**TESTO DI PARTENZA**
Rubriche/di Piero D’Errico
Se la datazione temporale del mondo si divide in prima e dopo Cristo, la datazione temporale della mia giovinezza si divide in prima e dopo i Beatles.
Quando nel 1962 ebbe inizio il loro successo, ero ancora un ragazzino, quando nel 1970 si divisero ero “giovanotto”, ero un giovane “beat”.
Difficile spiegare cosa sono stati per noi i Beatles, di sicuro non ci riuscirò.
Non ci riuscirò perchè sono stati tutto, sono stati moda, musica, sono stati libertà, impegno politico.
Quattro ragazzi partiti da Liverpool, Paul McCartney è stato, forse per tutti, il leader del gruppo, per me invece, dall’inizio sino alla fine, è stato sempre lui, John Lennon.
L’unica scivolata fu quando John in preda a delirio di onnipotenza, pronunciò quella infelice frase che tante polemiche suscitò:
I BEATLES SONO PIU’ FAMOSI DI GESU’ CRISTO.
Per quella frase fu costretto a scusarsi poco tempo dopo.
Per quella frase ci rimasi male, molto male, da lui non me lo sarei mai aspettato.
Passavo più tempo in Chiesa che a casa, servivo messa, giocavo a ping pong ed ero un “attore”, una quasi promessa, nelle recite che si preparavano in parrocchia.
Il 1970 segnò la fine del gruppo, i contrasti erano diventati sempre più frequenti. John si era unito a Yoko Ono sentimentalmente e professionalmente.
L’ultimo loro improvvisato concerto lo tennero sul tetto del palazzo dove aveva sede la loro casa discografica.
Poi più nulla.
Ognuno continuò a cantare per conto suo, ricordo alcuni brani di Paul McCartney e di George Harrison ma fu sempre John Lennon a regalarci perle di rara bellezza, fu sempre lui a regalarci “imagine” una canzone immortale carica di un messaggio potentissimo.
Una sera di dicembre del 1980 John fu colpito da quattro proiettili sparati da uno squilibrato davanti alla sua casa di New York.
Dicevo che, la notizia del loro scioglimento attraversò il pianeta lasciandoci tutti increduli e da quel giorno in poi il mondo non fu più lo stesso, al mondo mancò sempre qualcosa.
Quella notizia me l’aspettavo, ma non ero pronto o forse non lo sarei mai stato, non mi crollò un mito, mi crollò il mondo.
Ci volle tempo per convincermi, pensavo che un giorno o l’altro si sarebbero riappacificati, riuniti. Non fu così.
Sono stati un fenomeno culturale, hanno cambiato la musica e il mondo.
Hanno suscitato emozioni, associato le canzoni alla vita, ad un mondo giovanile in fermento.
Londra, “la Londra beat”, era diventata all’improvviso il centro del mondo.
Ad ogni loro concerto accorrevano migliaia di fans per applaudire, per urlare, per cantare, per emozionarsi, per piangere.
Essere “beat” voleva dire essere all’ultima moda, essere moderni, trasgressivi, vestire jeans e colori e soprattutto avere i capelli lunghi. Insomma essere un “capellone”.

**DATI FORNITI**
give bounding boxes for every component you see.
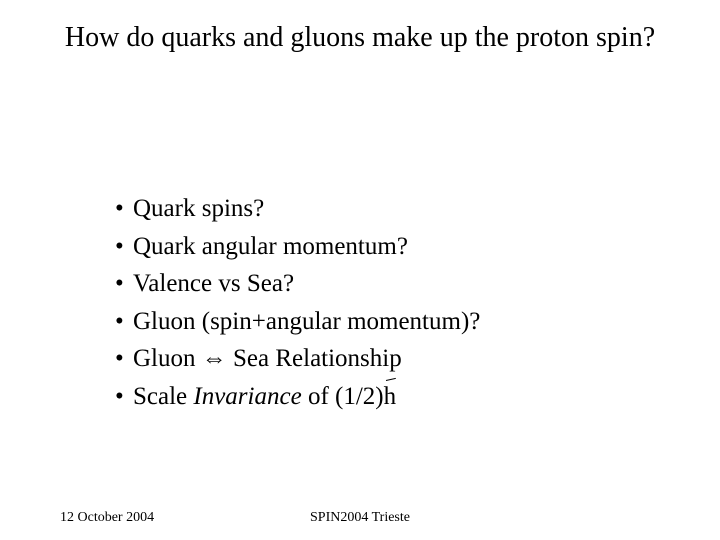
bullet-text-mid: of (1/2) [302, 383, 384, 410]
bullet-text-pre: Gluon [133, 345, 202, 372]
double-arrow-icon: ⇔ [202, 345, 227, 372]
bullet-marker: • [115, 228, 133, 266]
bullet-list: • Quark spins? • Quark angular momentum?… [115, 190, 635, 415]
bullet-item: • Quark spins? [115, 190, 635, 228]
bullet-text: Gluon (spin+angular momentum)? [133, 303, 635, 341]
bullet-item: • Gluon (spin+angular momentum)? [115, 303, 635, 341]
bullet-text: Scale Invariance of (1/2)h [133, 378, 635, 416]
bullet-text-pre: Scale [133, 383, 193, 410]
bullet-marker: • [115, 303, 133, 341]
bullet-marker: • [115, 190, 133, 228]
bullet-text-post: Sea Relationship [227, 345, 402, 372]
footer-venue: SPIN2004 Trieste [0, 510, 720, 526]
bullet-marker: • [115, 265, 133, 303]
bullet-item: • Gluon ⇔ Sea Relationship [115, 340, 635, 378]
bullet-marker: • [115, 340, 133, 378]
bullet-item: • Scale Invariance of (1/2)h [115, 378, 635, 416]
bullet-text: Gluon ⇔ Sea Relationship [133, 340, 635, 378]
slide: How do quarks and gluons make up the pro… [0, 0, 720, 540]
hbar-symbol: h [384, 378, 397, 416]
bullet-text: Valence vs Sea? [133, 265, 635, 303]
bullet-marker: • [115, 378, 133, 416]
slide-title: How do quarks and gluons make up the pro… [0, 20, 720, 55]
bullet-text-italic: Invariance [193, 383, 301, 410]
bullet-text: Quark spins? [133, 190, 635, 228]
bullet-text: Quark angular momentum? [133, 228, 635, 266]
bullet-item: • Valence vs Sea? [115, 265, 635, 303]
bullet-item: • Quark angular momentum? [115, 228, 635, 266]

...

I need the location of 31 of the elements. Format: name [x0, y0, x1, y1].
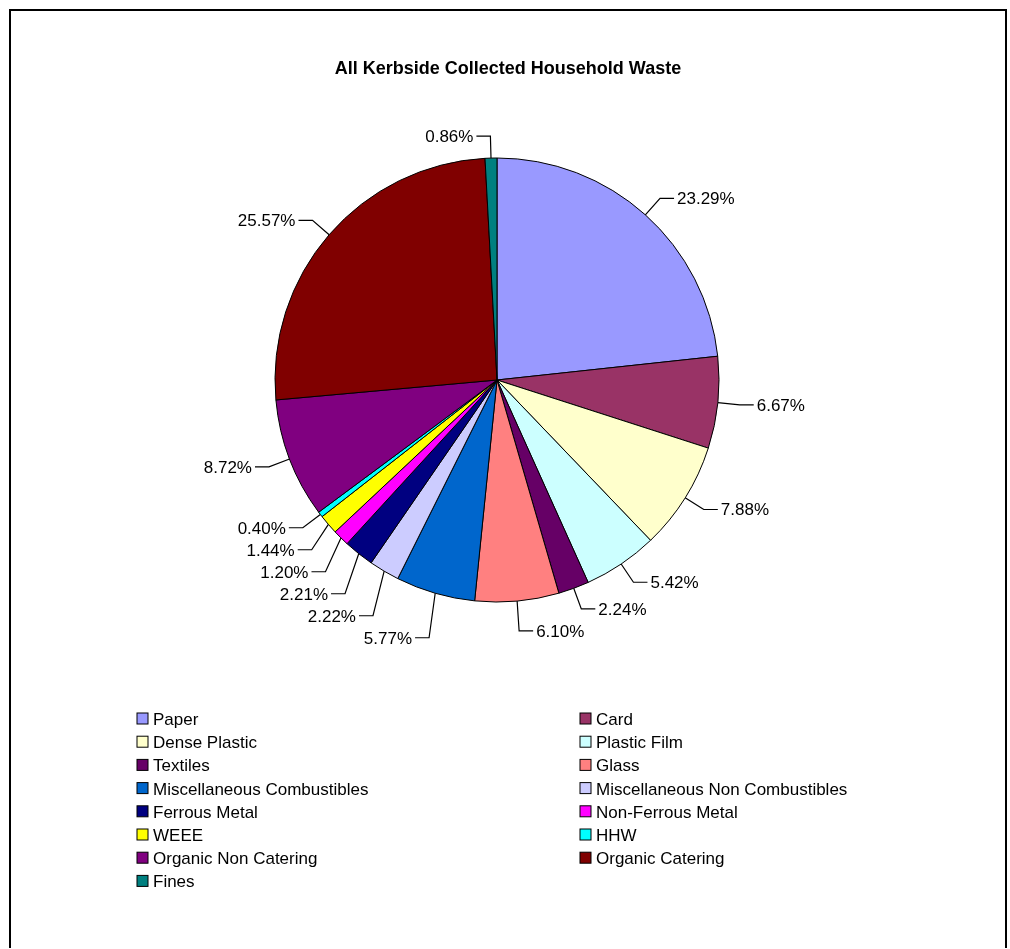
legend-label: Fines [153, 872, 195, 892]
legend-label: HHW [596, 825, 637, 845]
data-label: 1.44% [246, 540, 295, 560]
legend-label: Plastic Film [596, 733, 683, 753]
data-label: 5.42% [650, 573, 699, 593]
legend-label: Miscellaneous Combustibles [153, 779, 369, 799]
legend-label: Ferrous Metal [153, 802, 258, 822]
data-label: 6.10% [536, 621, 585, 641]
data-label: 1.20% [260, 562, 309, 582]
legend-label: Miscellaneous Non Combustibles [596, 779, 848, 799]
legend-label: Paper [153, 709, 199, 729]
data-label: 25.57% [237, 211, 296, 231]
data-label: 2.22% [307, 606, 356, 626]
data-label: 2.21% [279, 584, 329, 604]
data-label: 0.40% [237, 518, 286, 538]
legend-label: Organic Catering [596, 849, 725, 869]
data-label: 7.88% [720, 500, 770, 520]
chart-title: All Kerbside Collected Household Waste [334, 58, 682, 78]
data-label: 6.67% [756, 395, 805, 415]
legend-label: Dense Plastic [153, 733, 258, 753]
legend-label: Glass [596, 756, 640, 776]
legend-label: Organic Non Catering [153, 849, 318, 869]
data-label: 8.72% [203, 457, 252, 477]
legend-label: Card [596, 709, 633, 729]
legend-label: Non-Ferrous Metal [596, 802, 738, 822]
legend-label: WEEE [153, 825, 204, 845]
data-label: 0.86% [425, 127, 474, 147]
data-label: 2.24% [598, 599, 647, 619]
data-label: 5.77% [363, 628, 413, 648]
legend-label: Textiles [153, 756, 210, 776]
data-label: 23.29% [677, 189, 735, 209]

**COMPITI**
A: Rispondi a queste domande sul testo sui Beatles:
(i) In che anno ebbe inizio il successo del gruppo?
(ii) Dove si tenne il loro ultimo concerto improvvisato?
(iii) Da quanti proiettili fu colpito John Lennon?
B: Ripeti per favore, senza cambiare nulla, il tratto del testo sui Beatles che va da "Dicevo che, la" fino a "giovanile in fermento.".
Le voci non hanno alcun legame con il testo sui Beatles.

**RISULTATI DELL'ESERCIZIO**
A:
(i) Nel 1962.
(ii) Sul tetto del palazzo dove aveva sede la loro casa discografica.
(iii) Da quattro proiettili.

B:
Dicevo che, la notizia del loro scioglimento attraversò il pianeta lasciandoci tutti increduli e da quel giorno in poi il mondo non fu più lo stesso, al mondo mancò sempre qualcosa.
Quella notizia me l’aspettavo, ma non ero pronto o forse non lo sarei mai stato, non mi crollò un mito, mi crollò il mondo.
Ci volle tempo per convincermi, pensavo che un giorno o l’altro si sarebbero riappacificati, riuniti. Non fu così.
Sono stati un fenomeno culturale, hanno cambiato la musica e il mondo.
Hanno suscitato emozioni, associato le canzoni alla vita, ad un mondo giovanile in fermento.